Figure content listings
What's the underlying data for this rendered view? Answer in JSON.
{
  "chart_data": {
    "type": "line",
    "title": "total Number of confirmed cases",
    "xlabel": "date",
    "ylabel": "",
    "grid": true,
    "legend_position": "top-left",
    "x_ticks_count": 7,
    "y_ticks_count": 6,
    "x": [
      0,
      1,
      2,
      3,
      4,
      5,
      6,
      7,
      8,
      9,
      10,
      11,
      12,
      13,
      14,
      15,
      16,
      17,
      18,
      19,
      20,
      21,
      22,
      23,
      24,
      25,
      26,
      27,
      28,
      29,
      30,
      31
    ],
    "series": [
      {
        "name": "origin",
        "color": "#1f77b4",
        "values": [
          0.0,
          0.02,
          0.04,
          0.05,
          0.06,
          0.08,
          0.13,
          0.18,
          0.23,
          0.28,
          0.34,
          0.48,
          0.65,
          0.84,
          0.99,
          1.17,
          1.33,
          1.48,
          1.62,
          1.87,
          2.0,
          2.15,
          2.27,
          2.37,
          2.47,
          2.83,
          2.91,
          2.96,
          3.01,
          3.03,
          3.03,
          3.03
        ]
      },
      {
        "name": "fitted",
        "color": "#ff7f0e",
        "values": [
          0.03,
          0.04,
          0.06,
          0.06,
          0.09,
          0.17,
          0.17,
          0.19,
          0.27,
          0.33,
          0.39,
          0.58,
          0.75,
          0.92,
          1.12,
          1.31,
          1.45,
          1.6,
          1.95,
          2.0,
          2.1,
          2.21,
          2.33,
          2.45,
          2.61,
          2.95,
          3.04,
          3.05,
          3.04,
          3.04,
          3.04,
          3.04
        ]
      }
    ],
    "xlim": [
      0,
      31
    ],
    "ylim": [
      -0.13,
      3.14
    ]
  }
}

* _Description of the task_
Return the material in full, exactly as shown.

* _Exercise result_
What's the underlying data for this rendered view? Answer in JSON.
{
  "chart_data": {
    "type": "line",
    "title": "total Number of confirmed cases",
    "xlabel": "date",
    "ylabel": "",
    "grid": true,
    "legend_position": "top-left",
    "x_ticks_count": 7,
    "y_ticks_count": 6,
    "x": [
      0,
      1,
      2,
      3,
      4,
      5,
      6,
      7,
      8,
      9,
      10,
      11,
      12,
      13,
      14,
      15,
      16,
      17,
      18,
      19,
      20,
      21,
      22,
      23,
      24,
      25,
      26,
      27,
      28,
      29,
      30,
      31
    ],
    "series": [
      {
        "name": "origin",
        "color": "#1f77b4",
        "values": [
          0.0,
          0.02,
          0.04,
          0.05,
          0.06,
          0.08,
          0.13,
          0.18,
          0.23,
          0.28,
          0.34,
          0.48,
          0.65,
          0.84,
          0.99,
          1.17,
          1.33,
          1.48,
          1.62,
          1.87,
          2.0,
          2.15,
          2.27,
          2.37,
          2.47,
          2.83,
          2.91,
          2.96,
          3.01,
          3.03,
          3.03,
          3.03
        ]
      },
      {
        "name": "fitted",
        "color": "#ff7f0e",
        "values": [
          0.03,
          0.04,
          0.06,
          0.06,
          0.09,
          0.17,
          0.17,
          0.19,
          0.27,
          0.33,
          0.39,
          0.58,
          0.75,
          0.92,
          1.12,
          1.31,
          1.45,
          1.6,
          1.95,
          2.0,
          2.1,
          2.21,
          2.33,
          2.45,
          2.61,
          2.95,
          3.04,
          3.05,
          3.04,
          3.04,
          3.04,
          3.04
        ]
      }
    ],
    "xlim": [
      0,
      31
    ],
    "ylim": [
      -0.13,
      3.14
    ]
  }
}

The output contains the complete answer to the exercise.